Problem:
Go through the data below. List every line that holds the word "text".

START

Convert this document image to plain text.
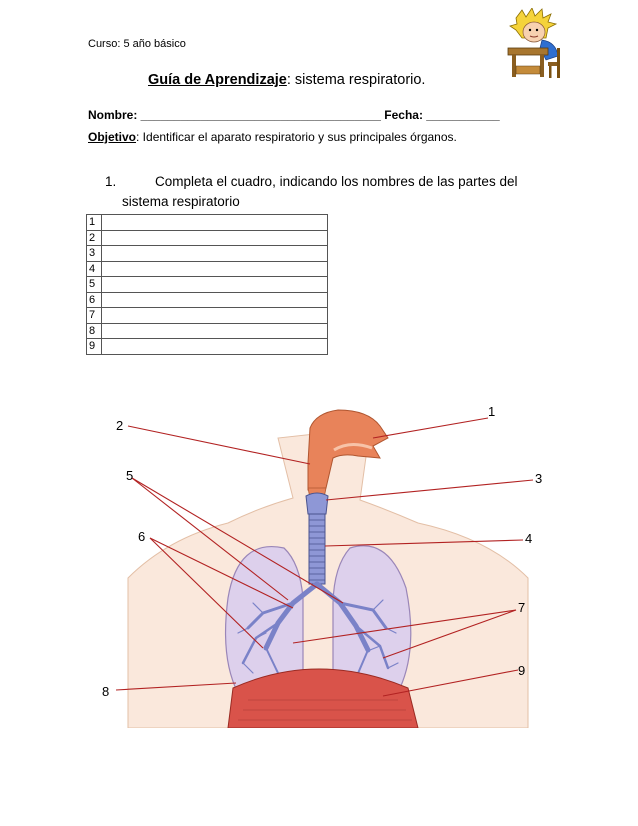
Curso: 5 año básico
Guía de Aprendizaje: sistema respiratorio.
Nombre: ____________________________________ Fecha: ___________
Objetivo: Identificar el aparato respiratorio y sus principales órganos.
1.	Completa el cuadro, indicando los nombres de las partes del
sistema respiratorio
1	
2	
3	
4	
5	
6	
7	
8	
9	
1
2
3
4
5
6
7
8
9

END
START

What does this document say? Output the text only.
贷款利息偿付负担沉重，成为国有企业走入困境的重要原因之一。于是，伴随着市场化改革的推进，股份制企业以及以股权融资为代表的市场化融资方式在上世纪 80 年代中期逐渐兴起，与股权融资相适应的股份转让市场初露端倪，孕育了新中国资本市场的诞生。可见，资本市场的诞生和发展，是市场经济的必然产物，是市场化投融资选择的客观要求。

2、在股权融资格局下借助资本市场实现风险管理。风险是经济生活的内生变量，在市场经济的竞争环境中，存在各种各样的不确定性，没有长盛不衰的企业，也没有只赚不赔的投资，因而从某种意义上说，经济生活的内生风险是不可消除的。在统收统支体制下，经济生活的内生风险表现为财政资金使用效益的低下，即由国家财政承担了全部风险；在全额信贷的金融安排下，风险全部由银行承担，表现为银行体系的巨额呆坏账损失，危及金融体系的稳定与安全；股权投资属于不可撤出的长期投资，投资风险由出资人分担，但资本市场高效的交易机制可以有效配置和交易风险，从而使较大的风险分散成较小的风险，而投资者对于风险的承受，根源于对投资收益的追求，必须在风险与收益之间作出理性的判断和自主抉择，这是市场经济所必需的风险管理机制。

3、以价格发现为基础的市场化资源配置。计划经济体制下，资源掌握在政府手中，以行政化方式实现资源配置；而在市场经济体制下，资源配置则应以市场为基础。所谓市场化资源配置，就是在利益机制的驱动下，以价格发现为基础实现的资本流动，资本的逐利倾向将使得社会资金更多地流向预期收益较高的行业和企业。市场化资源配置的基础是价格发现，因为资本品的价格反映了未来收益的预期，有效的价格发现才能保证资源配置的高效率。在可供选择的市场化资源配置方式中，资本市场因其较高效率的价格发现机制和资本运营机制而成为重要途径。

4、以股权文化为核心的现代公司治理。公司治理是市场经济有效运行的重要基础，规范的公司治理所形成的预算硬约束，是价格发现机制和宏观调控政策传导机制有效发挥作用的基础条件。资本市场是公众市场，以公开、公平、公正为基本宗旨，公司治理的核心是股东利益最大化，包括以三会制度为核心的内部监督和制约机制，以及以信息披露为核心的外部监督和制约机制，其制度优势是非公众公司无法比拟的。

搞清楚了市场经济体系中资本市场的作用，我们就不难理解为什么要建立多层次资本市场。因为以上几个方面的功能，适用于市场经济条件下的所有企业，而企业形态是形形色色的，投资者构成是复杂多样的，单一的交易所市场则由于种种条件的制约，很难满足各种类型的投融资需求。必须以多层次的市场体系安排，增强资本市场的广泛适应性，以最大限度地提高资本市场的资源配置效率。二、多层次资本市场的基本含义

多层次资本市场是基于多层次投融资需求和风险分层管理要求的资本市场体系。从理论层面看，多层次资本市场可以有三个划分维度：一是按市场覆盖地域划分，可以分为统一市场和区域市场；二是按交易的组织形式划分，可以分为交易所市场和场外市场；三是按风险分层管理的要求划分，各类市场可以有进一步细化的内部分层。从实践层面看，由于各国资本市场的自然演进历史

END

Task result:
Convert this document image to plain text.
What does this document say? Output the text only.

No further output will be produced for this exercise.